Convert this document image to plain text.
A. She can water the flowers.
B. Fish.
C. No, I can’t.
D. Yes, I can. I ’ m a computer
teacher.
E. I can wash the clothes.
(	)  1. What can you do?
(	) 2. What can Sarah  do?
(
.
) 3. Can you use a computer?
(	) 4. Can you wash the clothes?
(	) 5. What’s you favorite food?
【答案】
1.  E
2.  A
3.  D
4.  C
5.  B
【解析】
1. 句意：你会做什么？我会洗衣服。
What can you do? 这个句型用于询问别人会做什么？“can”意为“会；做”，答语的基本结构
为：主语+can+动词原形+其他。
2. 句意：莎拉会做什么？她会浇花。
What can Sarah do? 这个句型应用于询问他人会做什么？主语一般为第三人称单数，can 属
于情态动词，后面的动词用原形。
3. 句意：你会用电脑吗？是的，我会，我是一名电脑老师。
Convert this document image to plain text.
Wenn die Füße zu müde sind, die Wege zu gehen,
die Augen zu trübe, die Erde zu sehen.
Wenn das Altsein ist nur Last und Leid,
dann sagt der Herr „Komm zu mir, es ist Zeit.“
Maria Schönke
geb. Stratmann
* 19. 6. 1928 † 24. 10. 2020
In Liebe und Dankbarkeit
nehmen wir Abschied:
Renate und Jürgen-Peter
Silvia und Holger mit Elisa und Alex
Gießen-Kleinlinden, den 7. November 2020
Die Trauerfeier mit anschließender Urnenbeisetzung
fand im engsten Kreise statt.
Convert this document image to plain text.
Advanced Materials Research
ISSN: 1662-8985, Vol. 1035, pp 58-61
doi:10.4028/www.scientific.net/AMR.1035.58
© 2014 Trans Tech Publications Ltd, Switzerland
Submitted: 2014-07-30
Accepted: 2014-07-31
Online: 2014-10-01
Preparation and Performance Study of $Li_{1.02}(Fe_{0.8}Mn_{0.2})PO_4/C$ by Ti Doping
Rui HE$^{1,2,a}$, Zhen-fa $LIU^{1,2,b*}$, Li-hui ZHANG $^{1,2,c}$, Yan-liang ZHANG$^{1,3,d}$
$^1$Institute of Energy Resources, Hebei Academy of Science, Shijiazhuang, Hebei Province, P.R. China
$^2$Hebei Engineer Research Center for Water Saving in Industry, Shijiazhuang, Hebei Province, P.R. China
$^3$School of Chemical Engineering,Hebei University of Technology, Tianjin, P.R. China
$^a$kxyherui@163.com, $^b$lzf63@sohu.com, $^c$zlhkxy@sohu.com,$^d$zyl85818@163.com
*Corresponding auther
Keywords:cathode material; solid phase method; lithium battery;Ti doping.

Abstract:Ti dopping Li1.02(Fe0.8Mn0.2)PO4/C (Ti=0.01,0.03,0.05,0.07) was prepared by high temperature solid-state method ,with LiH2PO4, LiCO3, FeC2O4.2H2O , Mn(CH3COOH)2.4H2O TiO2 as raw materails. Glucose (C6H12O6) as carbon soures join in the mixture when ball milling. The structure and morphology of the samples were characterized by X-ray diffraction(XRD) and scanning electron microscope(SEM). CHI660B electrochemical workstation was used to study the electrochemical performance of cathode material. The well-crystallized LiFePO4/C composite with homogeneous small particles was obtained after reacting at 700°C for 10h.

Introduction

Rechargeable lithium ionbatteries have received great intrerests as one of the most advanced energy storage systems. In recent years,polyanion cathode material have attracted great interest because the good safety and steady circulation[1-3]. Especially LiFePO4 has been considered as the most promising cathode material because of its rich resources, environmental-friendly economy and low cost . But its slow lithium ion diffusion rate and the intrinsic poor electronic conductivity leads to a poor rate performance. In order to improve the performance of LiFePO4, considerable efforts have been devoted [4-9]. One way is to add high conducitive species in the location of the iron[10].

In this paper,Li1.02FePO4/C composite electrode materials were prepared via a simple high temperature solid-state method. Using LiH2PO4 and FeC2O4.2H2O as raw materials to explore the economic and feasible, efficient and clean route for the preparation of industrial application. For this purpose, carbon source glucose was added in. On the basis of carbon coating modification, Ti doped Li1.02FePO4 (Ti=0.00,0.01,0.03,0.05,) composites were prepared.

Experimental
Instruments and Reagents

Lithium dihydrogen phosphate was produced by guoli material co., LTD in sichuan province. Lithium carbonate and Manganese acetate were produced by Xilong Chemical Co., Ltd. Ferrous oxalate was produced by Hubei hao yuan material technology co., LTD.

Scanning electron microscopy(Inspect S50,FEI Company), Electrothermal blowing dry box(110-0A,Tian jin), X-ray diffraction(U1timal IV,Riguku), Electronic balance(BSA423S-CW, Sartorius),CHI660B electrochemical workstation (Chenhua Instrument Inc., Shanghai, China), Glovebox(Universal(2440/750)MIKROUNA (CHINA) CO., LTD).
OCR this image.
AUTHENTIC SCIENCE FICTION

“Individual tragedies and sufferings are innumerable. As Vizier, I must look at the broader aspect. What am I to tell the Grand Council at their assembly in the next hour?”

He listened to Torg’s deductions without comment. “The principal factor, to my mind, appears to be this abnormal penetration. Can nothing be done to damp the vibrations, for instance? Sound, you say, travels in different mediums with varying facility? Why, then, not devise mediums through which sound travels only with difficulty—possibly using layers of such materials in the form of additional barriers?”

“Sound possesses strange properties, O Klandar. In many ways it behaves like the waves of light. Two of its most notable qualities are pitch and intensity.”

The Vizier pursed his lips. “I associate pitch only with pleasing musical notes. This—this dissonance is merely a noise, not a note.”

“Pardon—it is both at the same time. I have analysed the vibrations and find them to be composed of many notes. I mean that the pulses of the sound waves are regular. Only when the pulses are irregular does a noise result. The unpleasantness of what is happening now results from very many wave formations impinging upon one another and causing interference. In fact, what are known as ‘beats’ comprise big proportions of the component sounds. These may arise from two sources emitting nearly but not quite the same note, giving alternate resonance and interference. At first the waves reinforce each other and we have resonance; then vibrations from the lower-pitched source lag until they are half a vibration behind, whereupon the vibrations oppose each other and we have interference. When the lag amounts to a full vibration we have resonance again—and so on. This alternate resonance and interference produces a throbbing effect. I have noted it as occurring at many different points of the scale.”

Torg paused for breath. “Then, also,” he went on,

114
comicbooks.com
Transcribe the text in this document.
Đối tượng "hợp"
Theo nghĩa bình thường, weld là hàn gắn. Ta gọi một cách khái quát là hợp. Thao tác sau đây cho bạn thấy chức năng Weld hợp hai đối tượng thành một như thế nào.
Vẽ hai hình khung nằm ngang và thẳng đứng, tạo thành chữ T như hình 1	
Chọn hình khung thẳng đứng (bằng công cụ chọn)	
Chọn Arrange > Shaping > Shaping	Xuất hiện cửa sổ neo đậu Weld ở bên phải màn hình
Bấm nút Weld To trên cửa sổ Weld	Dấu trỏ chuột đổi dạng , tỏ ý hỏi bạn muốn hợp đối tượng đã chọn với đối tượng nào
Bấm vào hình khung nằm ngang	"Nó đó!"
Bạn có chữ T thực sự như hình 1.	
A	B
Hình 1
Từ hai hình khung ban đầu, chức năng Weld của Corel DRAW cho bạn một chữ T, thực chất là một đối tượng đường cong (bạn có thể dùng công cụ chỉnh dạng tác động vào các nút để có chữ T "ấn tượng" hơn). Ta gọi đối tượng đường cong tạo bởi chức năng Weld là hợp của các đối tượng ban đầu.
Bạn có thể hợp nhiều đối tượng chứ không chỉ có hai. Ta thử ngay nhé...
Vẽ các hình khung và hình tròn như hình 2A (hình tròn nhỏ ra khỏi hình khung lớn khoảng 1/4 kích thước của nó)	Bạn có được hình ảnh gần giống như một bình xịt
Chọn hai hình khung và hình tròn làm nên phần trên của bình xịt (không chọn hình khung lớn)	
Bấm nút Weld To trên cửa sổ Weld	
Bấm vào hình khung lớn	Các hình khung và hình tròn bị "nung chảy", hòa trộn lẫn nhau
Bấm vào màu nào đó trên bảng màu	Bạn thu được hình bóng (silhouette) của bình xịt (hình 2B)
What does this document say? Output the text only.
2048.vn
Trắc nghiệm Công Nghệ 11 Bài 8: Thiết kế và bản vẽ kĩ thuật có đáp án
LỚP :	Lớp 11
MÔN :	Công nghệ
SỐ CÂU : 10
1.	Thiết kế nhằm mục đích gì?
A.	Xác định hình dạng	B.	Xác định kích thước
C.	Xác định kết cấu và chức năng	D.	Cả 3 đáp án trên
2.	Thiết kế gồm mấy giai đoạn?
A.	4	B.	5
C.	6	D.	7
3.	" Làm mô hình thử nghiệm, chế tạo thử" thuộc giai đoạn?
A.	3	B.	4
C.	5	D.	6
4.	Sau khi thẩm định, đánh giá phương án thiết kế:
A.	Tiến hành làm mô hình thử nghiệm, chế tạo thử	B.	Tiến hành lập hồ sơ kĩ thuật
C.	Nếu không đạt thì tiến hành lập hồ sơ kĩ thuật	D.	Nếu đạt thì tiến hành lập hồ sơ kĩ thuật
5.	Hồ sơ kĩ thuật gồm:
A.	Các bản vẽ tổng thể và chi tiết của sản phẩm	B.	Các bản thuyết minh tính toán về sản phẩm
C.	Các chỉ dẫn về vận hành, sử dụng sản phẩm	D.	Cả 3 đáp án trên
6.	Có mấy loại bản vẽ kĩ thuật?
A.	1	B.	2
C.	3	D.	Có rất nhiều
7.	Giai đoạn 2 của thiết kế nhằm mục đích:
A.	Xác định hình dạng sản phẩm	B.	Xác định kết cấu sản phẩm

━━━━━━━━━━

WHAT TO PRODUCE: Establish how many lines of the material above hold the word "đích". Nothing but the count should be returned.

FINISHED TASK: 2